[Begin Material provided]

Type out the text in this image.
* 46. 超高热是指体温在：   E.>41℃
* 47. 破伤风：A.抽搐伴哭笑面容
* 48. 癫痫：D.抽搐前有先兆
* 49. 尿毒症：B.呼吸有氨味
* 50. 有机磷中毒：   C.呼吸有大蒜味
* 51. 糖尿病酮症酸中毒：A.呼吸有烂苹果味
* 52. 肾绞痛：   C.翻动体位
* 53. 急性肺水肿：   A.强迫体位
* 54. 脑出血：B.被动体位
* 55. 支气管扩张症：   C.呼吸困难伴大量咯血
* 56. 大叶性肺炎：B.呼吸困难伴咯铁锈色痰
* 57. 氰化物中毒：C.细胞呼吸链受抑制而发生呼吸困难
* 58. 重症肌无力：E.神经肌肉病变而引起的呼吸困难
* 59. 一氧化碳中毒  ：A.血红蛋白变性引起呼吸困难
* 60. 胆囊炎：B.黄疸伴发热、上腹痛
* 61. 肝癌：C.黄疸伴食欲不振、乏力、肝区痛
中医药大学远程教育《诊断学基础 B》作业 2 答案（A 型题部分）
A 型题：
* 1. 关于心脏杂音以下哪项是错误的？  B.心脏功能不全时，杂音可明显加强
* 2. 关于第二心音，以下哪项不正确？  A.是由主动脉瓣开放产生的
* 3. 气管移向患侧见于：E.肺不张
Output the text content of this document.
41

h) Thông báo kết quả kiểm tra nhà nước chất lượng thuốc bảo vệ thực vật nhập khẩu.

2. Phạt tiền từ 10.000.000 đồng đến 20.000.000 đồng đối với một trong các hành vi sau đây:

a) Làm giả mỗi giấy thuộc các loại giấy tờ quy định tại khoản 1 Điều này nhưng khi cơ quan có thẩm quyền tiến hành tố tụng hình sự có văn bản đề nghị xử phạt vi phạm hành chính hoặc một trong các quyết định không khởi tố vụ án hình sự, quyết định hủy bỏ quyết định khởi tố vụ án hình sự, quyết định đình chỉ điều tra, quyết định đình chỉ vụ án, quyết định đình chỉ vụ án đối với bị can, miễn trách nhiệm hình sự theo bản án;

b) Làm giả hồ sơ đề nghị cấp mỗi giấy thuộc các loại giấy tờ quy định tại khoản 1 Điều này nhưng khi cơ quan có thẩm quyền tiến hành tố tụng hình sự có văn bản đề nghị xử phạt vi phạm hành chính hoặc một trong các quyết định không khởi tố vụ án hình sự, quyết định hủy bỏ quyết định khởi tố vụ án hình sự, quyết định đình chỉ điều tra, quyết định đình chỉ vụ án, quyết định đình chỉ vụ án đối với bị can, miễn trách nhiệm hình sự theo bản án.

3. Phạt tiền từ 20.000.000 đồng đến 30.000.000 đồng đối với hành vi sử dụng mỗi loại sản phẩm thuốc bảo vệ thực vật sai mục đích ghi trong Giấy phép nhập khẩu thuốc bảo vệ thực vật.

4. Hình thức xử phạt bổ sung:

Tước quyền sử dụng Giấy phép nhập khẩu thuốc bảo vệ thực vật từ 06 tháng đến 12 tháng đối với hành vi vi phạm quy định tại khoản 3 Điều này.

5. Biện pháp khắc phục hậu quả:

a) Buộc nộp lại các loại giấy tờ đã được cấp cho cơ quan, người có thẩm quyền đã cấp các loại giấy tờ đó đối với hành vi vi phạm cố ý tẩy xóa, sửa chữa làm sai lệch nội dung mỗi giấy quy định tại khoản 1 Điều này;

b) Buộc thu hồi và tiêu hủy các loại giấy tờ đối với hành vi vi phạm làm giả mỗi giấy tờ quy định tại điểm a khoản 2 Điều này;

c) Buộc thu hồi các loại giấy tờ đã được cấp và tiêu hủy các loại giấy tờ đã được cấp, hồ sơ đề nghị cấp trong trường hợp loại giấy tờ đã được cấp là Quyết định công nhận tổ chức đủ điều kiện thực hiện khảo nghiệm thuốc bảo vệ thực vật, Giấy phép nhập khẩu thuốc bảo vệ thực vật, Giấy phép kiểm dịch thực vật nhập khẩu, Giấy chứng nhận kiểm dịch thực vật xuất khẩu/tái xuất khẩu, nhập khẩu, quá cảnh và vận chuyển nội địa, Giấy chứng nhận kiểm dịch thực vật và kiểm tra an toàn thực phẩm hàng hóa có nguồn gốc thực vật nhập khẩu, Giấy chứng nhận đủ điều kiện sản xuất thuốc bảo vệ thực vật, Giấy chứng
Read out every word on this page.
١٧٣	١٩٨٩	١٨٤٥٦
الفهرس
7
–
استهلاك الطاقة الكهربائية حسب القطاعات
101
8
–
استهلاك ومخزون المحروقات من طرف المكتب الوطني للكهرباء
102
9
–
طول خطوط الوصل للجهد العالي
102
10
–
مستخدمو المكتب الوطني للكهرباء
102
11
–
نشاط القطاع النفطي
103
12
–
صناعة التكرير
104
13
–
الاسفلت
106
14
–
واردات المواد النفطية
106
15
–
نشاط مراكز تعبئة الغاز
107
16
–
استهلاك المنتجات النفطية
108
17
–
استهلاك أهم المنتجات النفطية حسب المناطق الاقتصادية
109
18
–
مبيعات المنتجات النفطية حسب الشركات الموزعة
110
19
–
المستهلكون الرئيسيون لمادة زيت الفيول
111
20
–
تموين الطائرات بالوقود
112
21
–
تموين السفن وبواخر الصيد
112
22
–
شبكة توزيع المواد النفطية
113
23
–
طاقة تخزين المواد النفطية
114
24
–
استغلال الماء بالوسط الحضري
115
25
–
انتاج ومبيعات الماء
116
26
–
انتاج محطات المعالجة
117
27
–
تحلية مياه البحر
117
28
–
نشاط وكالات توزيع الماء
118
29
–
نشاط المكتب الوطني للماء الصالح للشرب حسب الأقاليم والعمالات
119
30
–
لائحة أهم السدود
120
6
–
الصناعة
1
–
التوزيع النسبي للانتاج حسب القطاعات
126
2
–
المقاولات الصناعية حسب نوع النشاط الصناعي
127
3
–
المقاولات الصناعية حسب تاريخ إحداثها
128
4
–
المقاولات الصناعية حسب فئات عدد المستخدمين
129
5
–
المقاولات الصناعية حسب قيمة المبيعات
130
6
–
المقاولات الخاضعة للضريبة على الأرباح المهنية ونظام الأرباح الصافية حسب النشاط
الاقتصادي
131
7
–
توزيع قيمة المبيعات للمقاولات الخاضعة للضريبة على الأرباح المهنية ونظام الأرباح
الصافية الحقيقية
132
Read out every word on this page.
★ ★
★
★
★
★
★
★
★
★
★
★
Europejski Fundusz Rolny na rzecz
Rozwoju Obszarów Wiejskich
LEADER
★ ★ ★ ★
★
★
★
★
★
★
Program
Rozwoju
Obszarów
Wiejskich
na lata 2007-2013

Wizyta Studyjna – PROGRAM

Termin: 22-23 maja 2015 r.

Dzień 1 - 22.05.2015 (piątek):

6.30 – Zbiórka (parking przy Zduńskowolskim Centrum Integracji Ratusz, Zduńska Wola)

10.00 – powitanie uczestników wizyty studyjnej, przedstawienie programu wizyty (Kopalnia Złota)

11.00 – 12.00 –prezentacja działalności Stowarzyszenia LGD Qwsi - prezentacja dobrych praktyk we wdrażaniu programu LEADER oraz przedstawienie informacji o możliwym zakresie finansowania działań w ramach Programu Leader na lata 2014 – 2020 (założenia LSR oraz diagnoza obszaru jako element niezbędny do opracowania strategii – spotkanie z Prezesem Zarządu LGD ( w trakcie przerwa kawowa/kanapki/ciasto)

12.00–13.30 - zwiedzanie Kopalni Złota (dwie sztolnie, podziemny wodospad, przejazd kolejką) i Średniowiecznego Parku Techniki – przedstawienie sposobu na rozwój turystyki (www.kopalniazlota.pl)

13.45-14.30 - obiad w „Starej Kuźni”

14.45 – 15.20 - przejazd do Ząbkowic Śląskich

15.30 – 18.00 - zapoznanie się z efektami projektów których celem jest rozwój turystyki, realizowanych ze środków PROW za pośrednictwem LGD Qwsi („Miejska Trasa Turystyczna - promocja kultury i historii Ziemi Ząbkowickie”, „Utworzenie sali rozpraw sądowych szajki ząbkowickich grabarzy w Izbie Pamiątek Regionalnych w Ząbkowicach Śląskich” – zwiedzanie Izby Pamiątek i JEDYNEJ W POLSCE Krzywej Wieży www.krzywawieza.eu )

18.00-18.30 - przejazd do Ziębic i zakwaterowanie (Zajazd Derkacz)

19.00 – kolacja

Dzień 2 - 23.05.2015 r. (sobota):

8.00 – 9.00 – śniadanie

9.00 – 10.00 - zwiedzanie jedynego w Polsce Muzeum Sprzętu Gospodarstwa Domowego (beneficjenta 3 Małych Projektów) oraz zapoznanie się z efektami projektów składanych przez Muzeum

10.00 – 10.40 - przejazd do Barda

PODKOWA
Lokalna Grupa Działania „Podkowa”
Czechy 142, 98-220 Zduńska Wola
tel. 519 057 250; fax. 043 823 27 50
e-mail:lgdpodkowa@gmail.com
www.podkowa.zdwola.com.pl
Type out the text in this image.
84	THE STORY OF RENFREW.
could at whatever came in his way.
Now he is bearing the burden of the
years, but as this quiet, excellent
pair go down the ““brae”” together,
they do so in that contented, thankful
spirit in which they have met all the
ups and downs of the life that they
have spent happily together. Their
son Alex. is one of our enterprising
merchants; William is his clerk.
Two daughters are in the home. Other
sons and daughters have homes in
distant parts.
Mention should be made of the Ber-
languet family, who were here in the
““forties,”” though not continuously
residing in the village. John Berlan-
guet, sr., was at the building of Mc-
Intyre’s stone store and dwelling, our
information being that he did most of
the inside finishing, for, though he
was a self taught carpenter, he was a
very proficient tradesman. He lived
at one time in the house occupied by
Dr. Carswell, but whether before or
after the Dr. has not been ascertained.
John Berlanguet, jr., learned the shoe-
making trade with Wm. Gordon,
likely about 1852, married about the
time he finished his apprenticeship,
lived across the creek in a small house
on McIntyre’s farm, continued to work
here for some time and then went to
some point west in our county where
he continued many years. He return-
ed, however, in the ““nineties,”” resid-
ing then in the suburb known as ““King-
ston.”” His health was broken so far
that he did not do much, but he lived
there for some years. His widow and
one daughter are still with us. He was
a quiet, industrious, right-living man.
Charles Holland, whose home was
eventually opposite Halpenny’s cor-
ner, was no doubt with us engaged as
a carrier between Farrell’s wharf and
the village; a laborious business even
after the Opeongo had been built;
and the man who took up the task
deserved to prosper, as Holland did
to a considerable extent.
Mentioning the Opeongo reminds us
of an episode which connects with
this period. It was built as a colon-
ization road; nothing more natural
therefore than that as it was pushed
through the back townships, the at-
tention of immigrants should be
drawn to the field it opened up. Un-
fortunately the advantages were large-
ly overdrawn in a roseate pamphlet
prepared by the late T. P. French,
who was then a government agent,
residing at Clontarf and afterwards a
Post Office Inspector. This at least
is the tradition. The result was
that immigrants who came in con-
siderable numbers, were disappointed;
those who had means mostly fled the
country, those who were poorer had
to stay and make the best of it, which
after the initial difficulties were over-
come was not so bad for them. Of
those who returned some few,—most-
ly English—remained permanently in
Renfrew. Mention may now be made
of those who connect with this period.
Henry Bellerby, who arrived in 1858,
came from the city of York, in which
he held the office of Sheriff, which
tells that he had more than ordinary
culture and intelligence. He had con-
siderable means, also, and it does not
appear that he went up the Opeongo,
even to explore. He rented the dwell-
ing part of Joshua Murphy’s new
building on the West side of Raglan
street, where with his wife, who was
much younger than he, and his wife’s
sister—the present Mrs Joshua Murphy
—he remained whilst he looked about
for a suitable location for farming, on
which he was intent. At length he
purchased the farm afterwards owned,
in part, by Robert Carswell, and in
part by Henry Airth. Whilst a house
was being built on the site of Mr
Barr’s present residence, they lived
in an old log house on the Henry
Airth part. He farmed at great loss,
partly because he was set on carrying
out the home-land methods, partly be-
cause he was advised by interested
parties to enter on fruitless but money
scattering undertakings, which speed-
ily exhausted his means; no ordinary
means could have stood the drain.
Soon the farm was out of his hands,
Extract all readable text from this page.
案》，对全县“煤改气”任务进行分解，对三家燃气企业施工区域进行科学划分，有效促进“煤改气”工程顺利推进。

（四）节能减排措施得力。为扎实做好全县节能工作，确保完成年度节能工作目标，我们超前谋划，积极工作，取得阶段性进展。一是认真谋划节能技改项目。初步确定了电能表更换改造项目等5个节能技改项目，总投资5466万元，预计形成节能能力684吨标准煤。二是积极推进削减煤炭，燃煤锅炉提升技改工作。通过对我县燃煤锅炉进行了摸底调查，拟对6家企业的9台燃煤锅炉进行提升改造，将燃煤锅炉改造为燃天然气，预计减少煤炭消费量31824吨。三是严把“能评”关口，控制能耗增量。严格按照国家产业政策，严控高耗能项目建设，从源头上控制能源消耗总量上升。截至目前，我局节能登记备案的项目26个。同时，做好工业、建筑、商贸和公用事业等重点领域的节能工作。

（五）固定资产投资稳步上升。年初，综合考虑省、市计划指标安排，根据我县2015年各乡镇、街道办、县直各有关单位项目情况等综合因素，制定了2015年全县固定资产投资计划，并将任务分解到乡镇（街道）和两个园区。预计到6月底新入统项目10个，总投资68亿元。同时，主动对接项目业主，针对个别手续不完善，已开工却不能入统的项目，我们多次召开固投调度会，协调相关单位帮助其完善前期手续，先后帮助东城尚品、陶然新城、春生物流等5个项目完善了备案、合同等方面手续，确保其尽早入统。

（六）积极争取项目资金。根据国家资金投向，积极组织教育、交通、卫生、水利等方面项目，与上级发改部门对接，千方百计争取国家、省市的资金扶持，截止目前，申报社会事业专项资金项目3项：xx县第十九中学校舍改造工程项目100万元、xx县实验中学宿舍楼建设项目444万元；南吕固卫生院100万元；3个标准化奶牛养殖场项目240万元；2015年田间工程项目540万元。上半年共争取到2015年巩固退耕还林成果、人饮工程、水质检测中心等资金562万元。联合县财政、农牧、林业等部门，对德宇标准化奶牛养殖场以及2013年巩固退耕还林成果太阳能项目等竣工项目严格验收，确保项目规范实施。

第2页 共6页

[End Material provided]

= Description of the task =
Report only the number of lines that hold the string "oraz" in this listing.

= Response to the exercise =
2